# Source data
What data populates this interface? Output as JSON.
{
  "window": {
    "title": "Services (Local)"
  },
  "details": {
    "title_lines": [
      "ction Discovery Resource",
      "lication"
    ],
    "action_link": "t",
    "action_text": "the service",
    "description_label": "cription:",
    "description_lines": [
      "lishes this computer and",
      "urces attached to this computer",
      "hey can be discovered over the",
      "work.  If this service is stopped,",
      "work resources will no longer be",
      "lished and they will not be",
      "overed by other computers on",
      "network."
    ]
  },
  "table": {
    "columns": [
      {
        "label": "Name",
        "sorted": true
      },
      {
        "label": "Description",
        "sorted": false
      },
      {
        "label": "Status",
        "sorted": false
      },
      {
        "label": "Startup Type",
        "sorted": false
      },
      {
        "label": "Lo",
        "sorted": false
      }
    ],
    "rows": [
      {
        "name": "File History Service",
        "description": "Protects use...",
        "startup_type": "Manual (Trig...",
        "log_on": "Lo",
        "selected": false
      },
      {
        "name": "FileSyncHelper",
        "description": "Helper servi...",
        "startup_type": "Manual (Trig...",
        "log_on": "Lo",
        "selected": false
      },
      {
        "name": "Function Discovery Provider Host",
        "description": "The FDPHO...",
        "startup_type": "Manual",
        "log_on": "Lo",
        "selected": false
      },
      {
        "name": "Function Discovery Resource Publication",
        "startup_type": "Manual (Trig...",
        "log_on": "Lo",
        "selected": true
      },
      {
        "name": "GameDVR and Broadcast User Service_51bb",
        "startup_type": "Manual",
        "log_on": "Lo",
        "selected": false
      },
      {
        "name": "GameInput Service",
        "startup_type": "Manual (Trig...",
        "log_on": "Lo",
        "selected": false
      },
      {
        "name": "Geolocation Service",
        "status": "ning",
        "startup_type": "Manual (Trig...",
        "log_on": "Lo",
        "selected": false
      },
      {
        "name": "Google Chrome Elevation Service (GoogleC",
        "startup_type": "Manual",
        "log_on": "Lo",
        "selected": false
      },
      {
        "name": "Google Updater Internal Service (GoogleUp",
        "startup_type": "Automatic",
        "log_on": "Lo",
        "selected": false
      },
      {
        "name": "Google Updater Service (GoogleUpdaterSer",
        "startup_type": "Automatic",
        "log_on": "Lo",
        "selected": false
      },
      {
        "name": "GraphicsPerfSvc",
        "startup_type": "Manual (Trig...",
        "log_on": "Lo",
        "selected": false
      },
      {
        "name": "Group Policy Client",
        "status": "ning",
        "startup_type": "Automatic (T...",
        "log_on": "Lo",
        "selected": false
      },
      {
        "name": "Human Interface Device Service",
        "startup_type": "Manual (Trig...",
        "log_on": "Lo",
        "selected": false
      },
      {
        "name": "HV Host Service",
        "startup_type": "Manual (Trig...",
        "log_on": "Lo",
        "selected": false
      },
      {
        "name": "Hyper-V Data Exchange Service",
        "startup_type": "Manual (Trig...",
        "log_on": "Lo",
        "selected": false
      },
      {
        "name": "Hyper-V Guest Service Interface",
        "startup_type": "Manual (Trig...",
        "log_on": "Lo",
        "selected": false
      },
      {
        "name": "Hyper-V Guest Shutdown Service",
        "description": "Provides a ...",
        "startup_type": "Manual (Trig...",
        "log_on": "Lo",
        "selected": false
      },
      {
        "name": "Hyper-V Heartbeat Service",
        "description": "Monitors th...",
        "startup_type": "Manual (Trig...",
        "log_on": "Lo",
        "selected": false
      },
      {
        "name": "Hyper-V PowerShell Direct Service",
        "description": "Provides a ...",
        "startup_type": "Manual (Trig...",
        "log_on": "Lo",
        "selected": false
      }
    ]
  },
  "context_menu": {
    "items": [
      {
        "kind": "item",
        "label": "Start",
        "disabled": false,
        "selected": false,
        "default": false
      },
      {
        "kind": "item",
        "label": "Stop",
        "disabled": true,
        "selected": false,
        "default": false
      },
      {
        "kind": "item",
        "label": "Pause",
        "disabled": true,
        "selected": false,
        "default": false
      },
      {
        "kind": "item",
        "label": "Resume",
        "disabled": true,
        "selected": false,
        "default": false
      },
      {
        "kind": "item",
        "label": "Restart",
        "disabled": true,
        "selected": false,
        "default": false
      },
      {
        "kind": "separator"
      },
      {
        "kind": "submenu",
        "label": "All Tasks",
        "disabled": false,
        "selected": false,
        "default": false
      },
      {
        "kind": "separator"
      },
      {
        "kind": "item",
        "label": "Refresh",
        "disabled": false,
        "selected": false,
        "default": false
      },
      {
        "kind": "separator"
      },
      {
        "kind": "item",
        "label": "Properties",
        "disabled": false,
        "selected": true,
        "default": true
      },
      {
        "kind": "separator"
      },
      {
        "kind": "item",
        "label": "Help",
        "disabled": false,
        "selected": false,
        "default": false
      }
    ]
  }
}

# The exercise
Write out each line of the data that holds the string "Guest".

# Answer for the task
        "name": "Hyper-V Guest Service Interface",
        "name": "Hyper-V Guest Shutdown Service",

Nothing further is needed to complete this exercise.